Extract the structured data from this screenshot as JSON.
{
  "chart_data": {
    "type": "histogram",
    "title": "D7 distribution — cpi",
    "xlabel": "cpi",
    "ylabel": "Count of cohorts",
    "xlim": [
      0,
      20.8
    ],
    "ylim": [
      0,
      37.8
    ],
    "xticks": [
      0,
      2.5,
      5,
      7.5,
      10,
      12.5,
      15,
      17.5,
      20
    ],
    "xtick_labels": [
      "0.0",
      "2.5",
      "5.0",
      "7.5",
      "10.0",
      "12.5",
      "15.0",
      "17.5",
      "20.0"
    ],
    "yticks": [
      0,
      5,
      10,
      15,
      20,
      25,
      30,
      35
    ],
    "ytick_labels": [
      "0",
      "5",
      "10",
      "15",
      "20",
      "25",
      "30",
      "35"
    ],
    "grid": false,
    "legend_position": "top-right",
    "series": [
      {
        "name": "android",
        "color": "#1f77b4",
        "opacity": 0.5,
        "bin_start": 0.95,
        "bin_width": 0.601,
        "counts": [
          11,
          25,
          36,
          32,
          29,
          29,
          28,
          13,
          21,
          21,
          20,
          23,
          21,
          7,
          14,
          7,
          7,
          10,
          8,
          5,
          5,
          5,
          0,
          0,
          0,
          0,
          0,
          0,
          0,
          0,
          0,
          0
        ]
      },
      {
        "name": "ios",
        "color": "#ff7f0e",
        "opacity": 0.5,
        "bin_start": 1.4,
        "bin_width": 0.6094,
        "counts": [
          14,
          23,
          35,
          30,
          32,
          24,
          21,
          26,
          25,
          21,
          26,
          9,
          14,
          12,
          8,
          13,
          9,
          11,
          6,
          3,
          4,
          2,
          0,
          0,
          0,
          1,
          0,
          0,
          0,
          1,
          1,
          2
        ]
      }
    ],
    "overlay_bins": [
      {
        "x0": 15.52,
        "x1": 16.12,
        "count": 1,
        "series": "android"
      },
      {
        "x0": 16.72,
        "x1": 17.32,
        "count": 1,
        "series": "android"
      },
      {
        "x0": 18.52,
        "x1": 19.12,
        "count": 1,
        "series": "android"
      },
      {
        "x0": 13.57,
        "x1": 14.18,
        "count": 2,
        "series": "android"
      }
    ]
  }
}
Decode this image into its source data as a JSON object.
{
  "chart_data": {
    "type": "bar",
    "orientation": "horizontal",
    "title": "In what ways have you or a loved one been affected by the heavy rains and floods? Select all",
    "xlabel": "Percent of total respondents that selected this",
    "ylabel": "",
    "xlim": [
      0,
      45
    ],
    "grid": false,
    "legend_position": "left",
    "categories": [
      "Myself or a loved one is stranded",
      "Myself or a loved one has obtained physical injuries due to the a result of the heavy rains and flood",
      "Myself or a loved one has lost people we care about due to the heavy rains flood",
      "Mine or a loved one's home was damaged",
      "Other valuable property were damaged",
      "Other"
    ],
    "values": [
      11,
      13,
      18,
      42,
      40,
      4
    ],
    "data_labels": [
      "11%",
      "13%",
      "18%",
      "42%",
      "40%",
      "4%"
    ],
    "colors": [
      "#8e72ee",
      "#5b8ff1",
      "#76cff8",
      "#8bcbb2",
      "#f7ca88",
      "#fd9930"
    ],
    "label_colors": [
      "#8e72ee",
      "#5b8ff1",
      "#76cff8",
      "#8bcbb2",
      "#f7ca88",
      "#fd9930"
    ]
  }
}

----------------

- PROBLEM TO SOLVE: Transcribe every line of the data, exactly as it stands.

- COMPLETE OUTPUT:
Extract the structured data from this screenshot as JSON.
{
  "chart_data": {
    "type": "histogram",
    "title": "D7 distribution — cpi",
    "xlabel": "cpi",
    "ylabel": "Count of cohorts",
    "xlim": [
      0,
      20.8
    ],
    "ylim": [
      0,
      37.8
    ],
    "xticks": [
      0,
      2.5,
      5,
      7.5,
      10,
      12.5,
      15,
      17.5,
      20
    ],
    "xtick_labels": [
      "0.0",
      "2.5",
      "5.0",
      "7.5",
      "10.0",
      "12.5",
      "15.0",
      "17.5",
      "20.0"
    ],
    "yticks": [
      0,
      5,
      10,
      15,
      20,
      25,
      30,
      35
    ],
    "ytick_labels": [
      "0",
      "5",
      "10",
      "15",
      "20",
      "25",
      "30",
      "35"
    ],
    "grid": false,
    "legend_position": "top-right",
    "series": [
      {
        "name": "android",
        "color": "#1f77b4",
        "opacity": 0.5,
        "bin_start": 0.95,
        "bin_width": 0.601,
        "counts": [
          11,
          25,
          36,
          32,
          29,
          29,
          28,
          13,
          21,
          21,
          20,
          23,
          21,
          7,
          14,
          7,
          7,
          10,
          8,
          5,
          5,
          5,
          0,
          0,
          0,
          0,
          0,
          0,
          0,
          0,
          0,
          0
        ]
      },
      {
        "name": "ios",
        "color": "#ff7f0e",
        "opacity": 0.5,
        "bin_start": 1.4,
        "bin_width": 0.6094,
        "counts": [
          14,
          23,
          35,
          30,
          32,
          24,
          21,
          26,
          25,
          21,
          26,
          9,
          14,
          12,
          8,
          13,
          9,
          11,
          6,
          3,
          4,
          2,
          0,
          0,
          0,
          1,
          0,
          0,
          0,
          1,
          1,
          2
        ]
      }
    ],
    "overlay_bins": [
      {
        "x0": 15.52,
        "x1": 16.12,
        "count": 1,
        "series": "android"
      },
      {
        "x0": 16.72,
        "x1": 17.32,
        "count": 1,
        "series": "android"
      },
      {
        "x0": 18.52,
        "x1": 19.12,
        "count": 1,
        "series": "android"
      },
      {
        "x0": 13.57,
        "x1": 14.18,
        "count": 2,
        "series": "android"
      }
    ]
  }
}
Decode this image into its source data as a JSON object.
{
  "chart_data": {
    "type": "bar",
    "orientation": "horizontal",
    "title": "In what ways have you or a loved one been affected by the heavy rains and floods? Select all",
    "xlabel": "Percent of total respondents that selected this",
    "ylabel": "",
    "xlim": [
      0,
      45
    ],
    "grid": false,
    "legend_position": "left",
    "categories": [
      "Myself or a loved one is stranded",
      "Myself or a loved one has obtained physical injuries due to the a result of the heavy rains and flood",
      "Myself or a loved one has lost people we care about due to the heavy rains flood",
      "Mine or a loved one's home was damaged",
      "Other valuable property were damaged",
      "Other"
    ],
    "values": [
      11,
      13,
      18,
      42,
      40,
      4
    ],
    "data_labels": [
      "11%",
      "13%",
      "18%",
      "42%",
      "40%",
      "4%"
    ],
    "colors": [
      "#8e72ee",
      "#5b8ff1",
      "#76cff8",
      "#8bcbb2",
      "#f7ca88",
      "#fd9930"
    ],
    "label_colors": [
      "#8e72ee",
      "#5b8ff1",
      "#76cff8",
      "#8bcbb2",
      "#f7ca88",
      "#fd9930"
    ]
  }
}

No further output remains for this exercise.